» **Supplied records**
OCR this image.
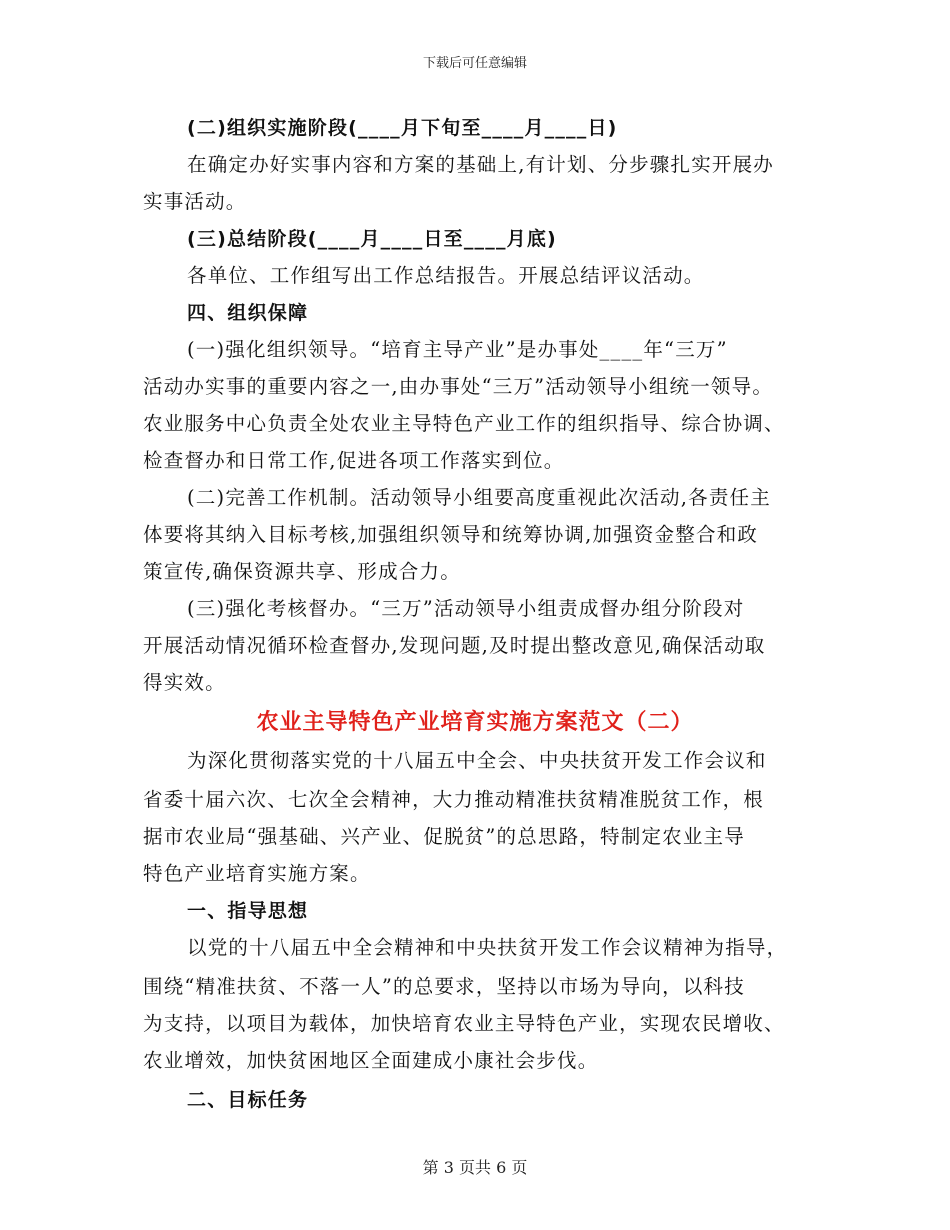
下载后可任意编辑
(二)组织实施阶段(____月下旬至____月____日)
在确定办好实事内容和方案的基础上,有计划、分步骤扎实开展办
实事活动。
(三)总结阶段(____月____日至____月底)
各单位、工作组写出工作总结报告。开展总结评议活动。
四、组织保障
(一)强化组织领导。“培育主导产业”是办事处____年“三万”
活动办实事的重要内容之一,由办事处“三万”活动领导小组统一领导。
农业服务中心负责全处农业主导特色产业工作的组织指导、综合协调、
检查督办和日常工作,促进各项工作落实到位。
(二)完善工作机制。活动领导小组要高度重视此次活动,各责任主
体要将其纳入目标考核,加强组织领导和统筹协调,加强资金整合和政
策宣传,确保资源共享、形成合力。
(三)强化考核督办。“三万”活动领导小组责成督办组分阶段对
开展活动情况循环检查督办,发现问题,及时提出整改意见,确保活动取
得实效。
农业主导特色产业培育实施方案范文（二）
为深化贯彻落实党的十八届五中全会、中央扶贫开发工作会议和
省委十届六次、七次全会精神，大力推动精准扶贫精准脱贫工作，根
据市农业局“强基础、兴产业、促脱贫”的总思路，特制定农业主导
特色产业培育实施方案。
一、指导思想
以党的十八届五中全会精神和中央扶贫开发工作会议精神为指导，
围绕“精准扶贫、不落一人”的总要求，坚持以市场为导向，以科技
为支持，以项目为载体，加快培育农业主导特色产业，实现农民增收、
农业增效，加快贫困地区全面建成小康社会步伐。
二、目标任务
第 3 页共 6 页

» **Task brief**
Repeat all the data as it stands, dropping any images it holds.

» **Task answer**
OCR this image.
下载后可任意编辑
(二)组织实施阶段(____月下旬至____月____日)
在确定办好实事内容和方案的基础上,有计划、分步骤扎实开展办
实事活动。
(三)总结阶段(____月____日至____月底)
各单位、工作组写出工作总结报告。开展总结评议活动。
四、组织保障
(一)强化组织领导。“培育主导产业”是办事处____年“三万”
活动办实事的重要内容之一,由办事处“三万”活动领导小组统一领导。
农业服务中心负责全处农业主导特色产业工作的组织指导、综合协调、
检查督办和日常工作,促进各项工作落实到位。
(二)完善工作机制。活动领导小组要高度重视此次活动,各责任主
体要将其纳入目标考核,加强组织领导和统筹协调,加强资金整合和政
策宣传,确保资源共享、形成合力。
(三)强化考核督办。“三万”活动领导小组责成督办组分阶段对
开展活动情况循环检查督办,发现问题,及时提出整改意见,确保活动取
得实效。
农业主导特色产业培育实施方案范文（二）
为深化贯彻落实党的十八届五中全会、中央扶贫开发工作会议和
省委十届六次、七次全会精神，大力推动精准扶贫精准脱贫工作，根
据市农业局“强基础、兴产业、促脱贫”的总思路，特制定农业主导
特色产业培育实施方案。
一、指导思想
以党的十八届五中全会精神和中央扶贫开发工作会议精神为指导，
围绕“精准扶贫、不落一人”的总要求，坚持以市场为导向，以科技
为支持，以项目为载体，加快培育农业主导特色产业，实现农民增收、
农业增效，加快贫困地区全面建成小康社会步伐。
二、目标任务
第 3 页共 6 页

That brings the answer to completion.